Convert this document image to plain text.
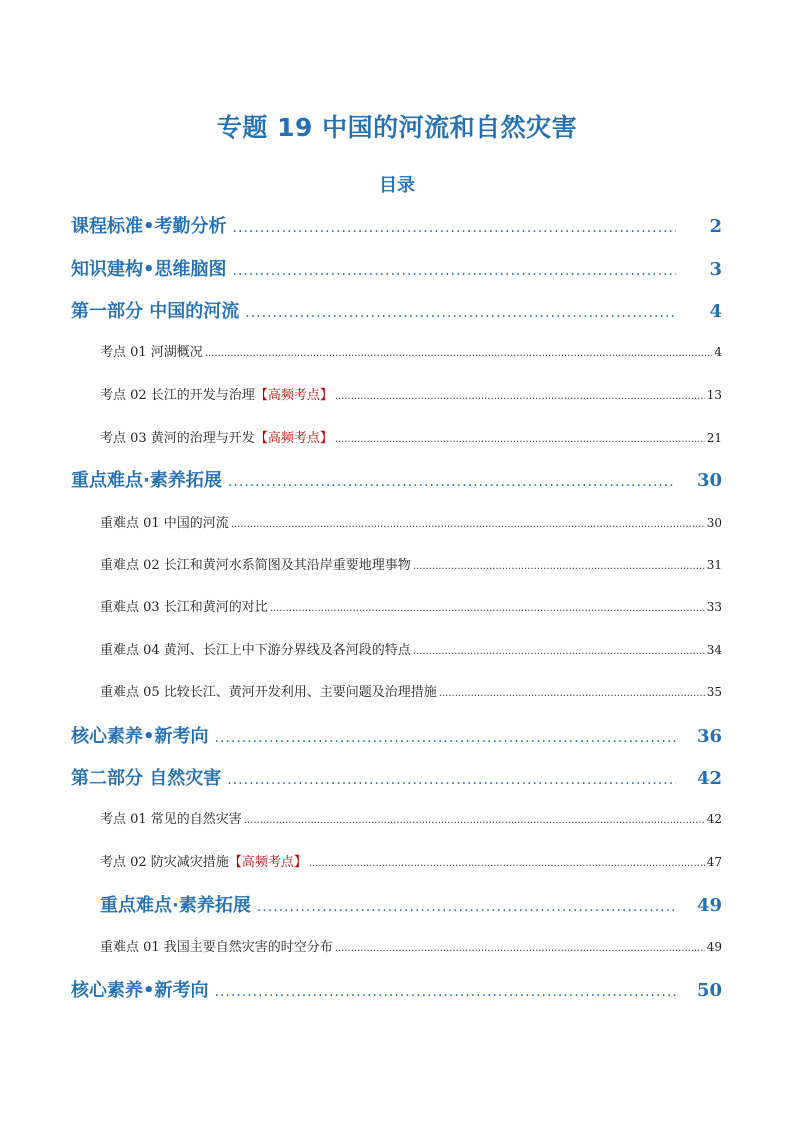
专题 19 中国的河流和自然灾害
目录
课程标准•考勤分析 .....	2
知识建构•思维脑图 .....	3
第一部分 中国的河流 .....	4
考点 01 河湖概况 .....	4
考点 02 长江的开发与治理【高频考点】 .....	13
考点 03 黄河的治理与开发【高频考点】 .....	21
重点难点·素养拓展 .....	30
重难点 01 中国的河流 .....	30
重难点 02 长江和黄河水系简图及其沿岸重要地理事物 .....	31
重难点 03 长江和黄河的对比 .....	33
重难点 04 黄河、长江上中下游分界线及各河段的特点 .....	34
重难点 05 比较长江、黄河开发利用、主要问题及治理措施 .....	35
核心素养•新考向 .....	36
第二部分 自然灾害 .....	42
考点 01 常见的自然灾害 .....	42
考点 02 防灾减灾措施【高频考点】 .....	47
重点难点·素养拓展 .....	49
重难点 01 我国主要自然灾害的时空分布 .....	49
核心素养•新考向 .....	50
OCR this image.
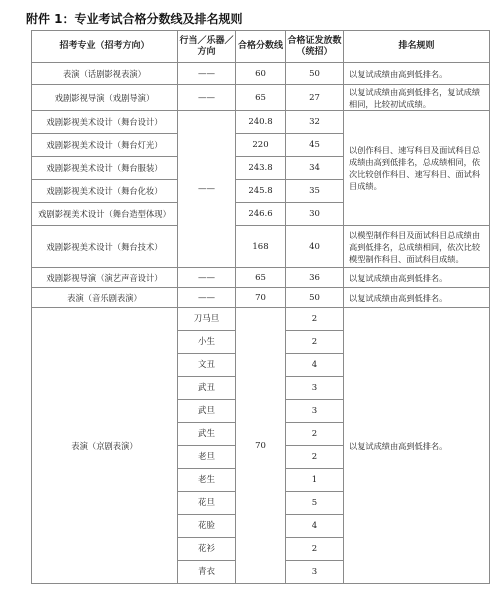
附件 1：专业考试合格分数线及排名规则
招考专业（招考方向）	行当／乐器／方向	合格分数线	合格证发放数（统招）	排名规则
表演（话剧影视表演）	——	60	50	以复试成绩由高到低排名。
戏剧影视导演（戏剧导演）	——	65	27	以复试成绩由高到低排名，复试成绩相同，比较初试成绩。
戏剧影视美术设计（舞台设计）	——	240.8	32	以创作科目、速写科目及面试科目总成绩由高到低排名，总成绩相同，依次比较创作科目、速写科目、面试科目成绩。
戏剧影视美术设计（舞台灯光）		220	45	
戏剧影视美术设计（舞台服装）		243.8	34	
戏剧影视美术设计（舞台化妆）		245.8	35	
戏剧影视美术设计（舞台造型体现）		246.6	30	
戏剧影视美术设计（舞台技术）		168	40	以模型制作科目及面试科目总成绩由高到低排名，总成绩相同，依次比较模型制作科目、面试科目成绩。
戏剧影视导演（演艺声音设计）	——	65	36	以复试成绩由高到低排名。
表演（音乐剧表演）	——	70	50	以复试成绩由高到低排名。
表演（京剧表演）	刀马旦	70	2	以复试成绩由高到低排名。
	小生		2	
	文丑		4	
	武丑		3	
	武旦		3	
	武生		2	
	老旦		2	
	老生		1	
	花旦		5	
	花脸		4	
	花衫		2	
	青衣		3	
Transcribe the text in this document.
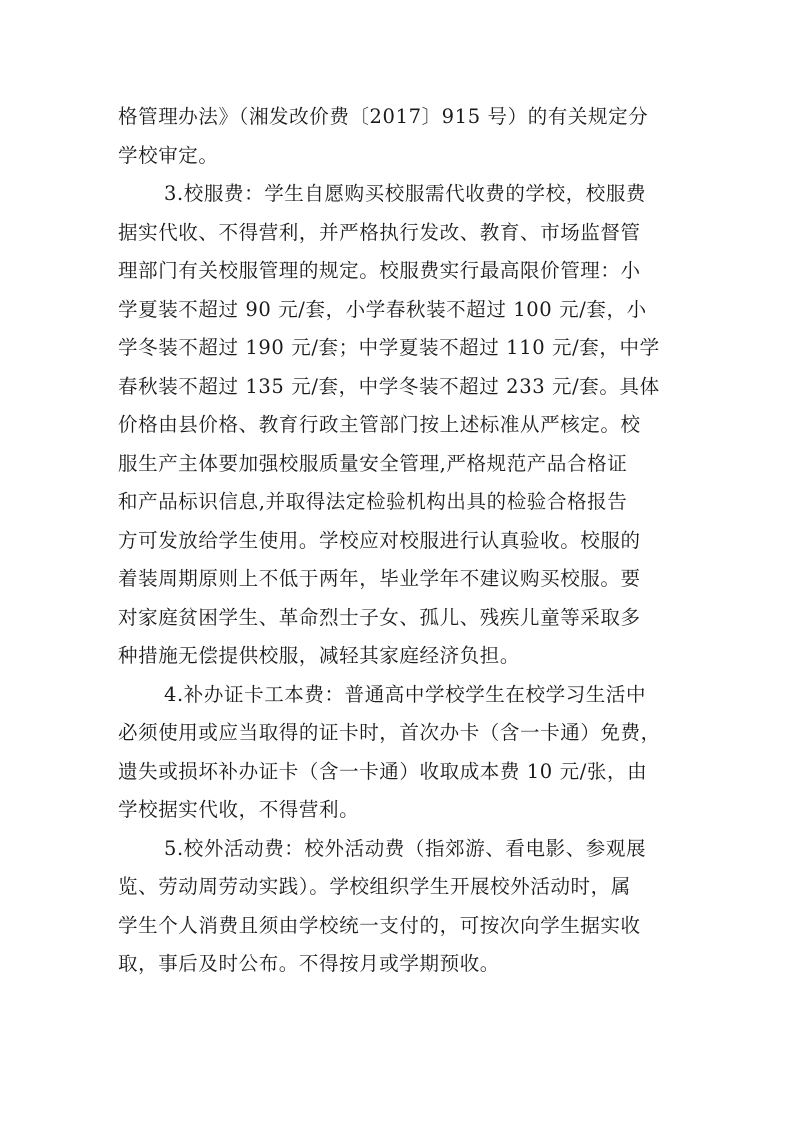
格管理办法》（湘发改价费〔2017〕915 号）的有关规定分
学校审定。
3.校服费：学生自愿购买校服需代收费的学校，校服费
据实代收、不得营利，并严格执行发改、教育、市场监督管
理部门有关校服管理的规定。校服费实行最高限价管理：小
学夏装不超过 90 元/套，小学春秋装不超过 100 元/套，小
学冬装不超过 190 元/套；中学夏装不超过 110 元/套，中学
春秋装不超过 135 元/套，中学冬装不超过 233 元/套。具体
价格由县价格、教育行政主管部门按上述标准从严核定。校
服生产主体要加强校服质量安全管理,严格规范产品合格证
和产品标识信息,并取得法定检验机构出具的检验合格报告
方可发放给学生使用。学校应对校服进行认真验收。校服的
着装周期原则上不低于两年，毕业学年不建议购买校服。要
对家庭贫困学生、革命烈士子女、孤儿、残疾儿童等采取多
种措施无偿提供校服，减轻其家庭经济负担。
4.补办证卡工本费：普通高中学校学生在校学习生活中
必须使用或应当取得的证卡时，首次办卡（含一卡通）免费，
遗失或损坏补办证卡（含一卡通）收取成本费 10 元/张，由
学校据实代收，不得营利。
5.校外活动费：校外活动费（指郊游、看电影、参观展
览、劳动周劳动实践）。学校组织学生开展校外活动时，属
学生个人消费且须由学校统一支付的，可按次向学生据实收
取，事后及时公布。不得按月或学期预收。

-*-*-

→ **Task brief**
Exclude the pictures, and transcribe all of the material exactly.

→ **Response**
Convert this document image to plain text.
专题 19 中国的河流和自然灾害
目录
课程标准•考勤分析 .....	2
知识建构•思维脑图 .....	3
第一部分 中国的河流 .....	4
考点 01 河湖概况 .....	4
考点 02 长江的开发与治理【高频考点】 .....	13
考点 03 黄河的治理与开发【高频考点】 .....	21
重点难点·素养拓展 .....	30
重难点 01 中国的河流 .....	30
重难点 02 长江和黄河水系简图及其沿岸重要地理事物 .....	31
重难点 03 长江和黄河的对比 .....	33
重难点 04 黄河、长江上中下游分界线及各河段的特点 .....	34
重难点 05 比较长江、黄河开发利用、主要问题及治理措施 .....	35
核心素养•新考向 .....	36
第二部分 自然灾害 .....	42
考点 01 常见的自然灾害 .....	42
考点 02 防灾减灾措施【高频考点】 .....	47
重点难点·素养拓展 .....	49
重难点 01 我国主要自然灾害的时空分布 .....	49
核心素养•新考向 .....	50
OCR this image.
附件 1：专业考试合格分数线及排名规则
招考专业（招考方向）	行当／乐器／方向	合格分数线	合格证发放数（统招）	排名规则
表演（话剧影视表演）	——	60	50	以复试成绩由高到低排名。
戏剧影视导演（戏剧导演）	——	65	27	以复试成绩由高到低排名，复试成绩相同，比较初试成绩。
戏剧影视美术设计（舞台设计）	——	240.8	32	以创作科目、速写科目及面试科目总成绩由高到低排名，总成绩相同，依次比较创作科目、速写科目、面试科目成绩。
戏剧影视美术设计（舞台灯光）		220	45	
戏剧影视美术设计（舞台服装）		243.8	34	
戏剧影视美术设计（舞台化妆）		245.8	35	
戏剧影视美术设计（舞台造型体现）		246.6	30	
戏剧影视美术设计（舞台技术）		168	40	以模型制作科目及面试科目总成绩由高到低排名，总成绩相同，依次比较模型制作科目、面试科目成绩。
戏剧影视导演（演艺声音设计）	——	65	36	以复试成绩由高到低排名。
表演（音乐剧表演）	——	70	50	以复试成绩由高到低排名。
表演（京剧表演）	刀马旦	70	2	以复试成绩由高到低排名。
	小生		2	
	文丑		4	
	武丑		3	
	武旦		3	
	武生		2	
	老旦		2	
	老生		1	
	花旦		5	
	花脸		4	
	花衫		2	
	青衣		3	
Transcribe the text in this document.
格管理办法》（湘发改价费〔2017〕915 号）的有关规定分
学校审定。
3.校服费：学生自愿购买校服需代收费的学校，校服费
据实代收、不得营利，并严格执行发改、教育、市场监督管
理部门有关校服管理的规定。校服费实行最高限价管理：小
学夏装不超过 90 元/套，小学春秋装不超过 100 元/套，小
学冬装不超过 190 元/套；中学夏装不超过 110 元/套，中学
春秋装不超过 135 元/套，中学冬装不超过 233 元/套。具体
价格由县价格、教育行政主管部门按上述标准从严核定。校
服生产主体要加强校服质量安全管理,严格规范产品合格证
和产品标识信息,并取得法定检验机构出具的检验合格报告
方可发放给学生使用。学校应对校服进行认真验收。校服的
着装周期原则上不低于两年，毕业学年不建议购买校服。要
对家庭贫困学生、革命烈士子女、孤儿、残疾儿童等采取多
种措施无偿提供校服，减轻其家庭经济负担。
4.补办证卡工本费：普通高中学校学生在校学习生活中
必须使用或应当取得的证卡时，首次办卡（含一卡通）免费，
遗失或损坏补办证卡（含一卡通）收取成本费 10 元/张，由
学校据实代收，不得营利。
5.校外活动费：校外活动费（指郊游、看电影、参观展
览、劳动周劳动实践）。学校组织学生开展校外活动时，属
学生个人消费且须由学校统一支付的，可按次向学生据实收
取，事后及时公布。不得按月或学期预收。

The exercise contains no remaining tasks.